* [Task]
Establish how many lines in the material include the string "prefix" and report it as a lone number.

* [Source data]

::::

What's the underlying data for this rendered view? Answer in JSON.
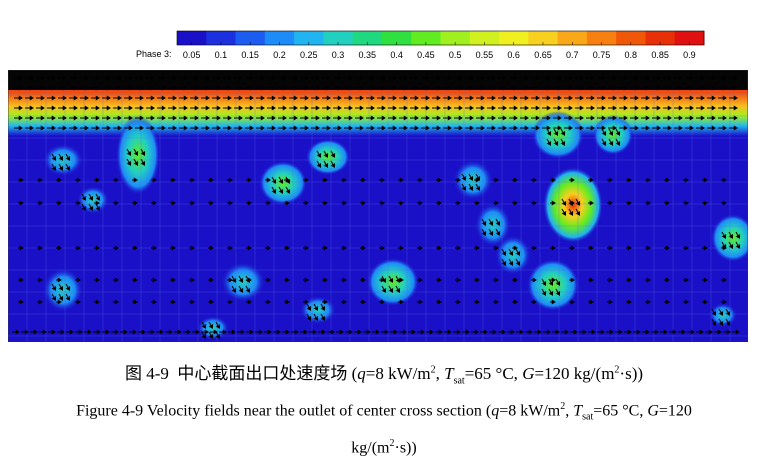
{
  "colorbar": {
    "label": "Phase 3:",
    "ticks": [
      "0.05",
      "0.1",
      "0.15",
      "0.2",
      "0.25",
      "0.3",
      "0.35",
      "0.4",
      "0.45",
      "0.5",
      "0.55",
      "0.6",
      "0.65",
      "0.7",
      "0.75",
      "0.8",
      "0.85",
      "0.9"
    ],
    "colors": [
      "#1a10c8",
      "#1c30e0",
      "#1c5cf0",
      "#1e8cf8",
      "#20b4f0",
      "#22d0c0",
      "#20d880",
      "#30e040",
      "#60ec20",
      "#a0f020",
      "#d0f020",
      "#f0f020",
      "#f8d020",
      "#f8a818",
      "#f88010",
      "#f05808",
      "#e83008",
      "#e01010"
    ]
  },
  "caption_cn": {
    "prefix": "图 4-9  中心截面出口处速度场 (",
    "q": "q",
    "q_val": "=8 kW/m",
    "q_sup": "2",
    "sep1": ", ",
    "T": "T",
    "T_sub": "sat",
    "T_val": "=65 °C, ",
    "G": "G",
    "G_val": "=120 kg/(m",
    "G_sup": "2",
    "suffix": "·s))"
  },
  "caption_en": {
    "prefix": "Figure 4-9 Velocity fields near the outlet of center cross section (",
    "q": "q",
    "q_val": "=8 kW/m",
    "q_sup": "2",
    "sep1": ", ",
    "T": "T",
    "T_sub": "sat",
    "T_val": "=65 °C, ",
    "G": "G",
    "G_val": "=120",
    "line2_a": "kg/(m",
    "line2_sup": "2",
    "line2_b": "·s))"
  }
}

::::

* [Result for this task]
2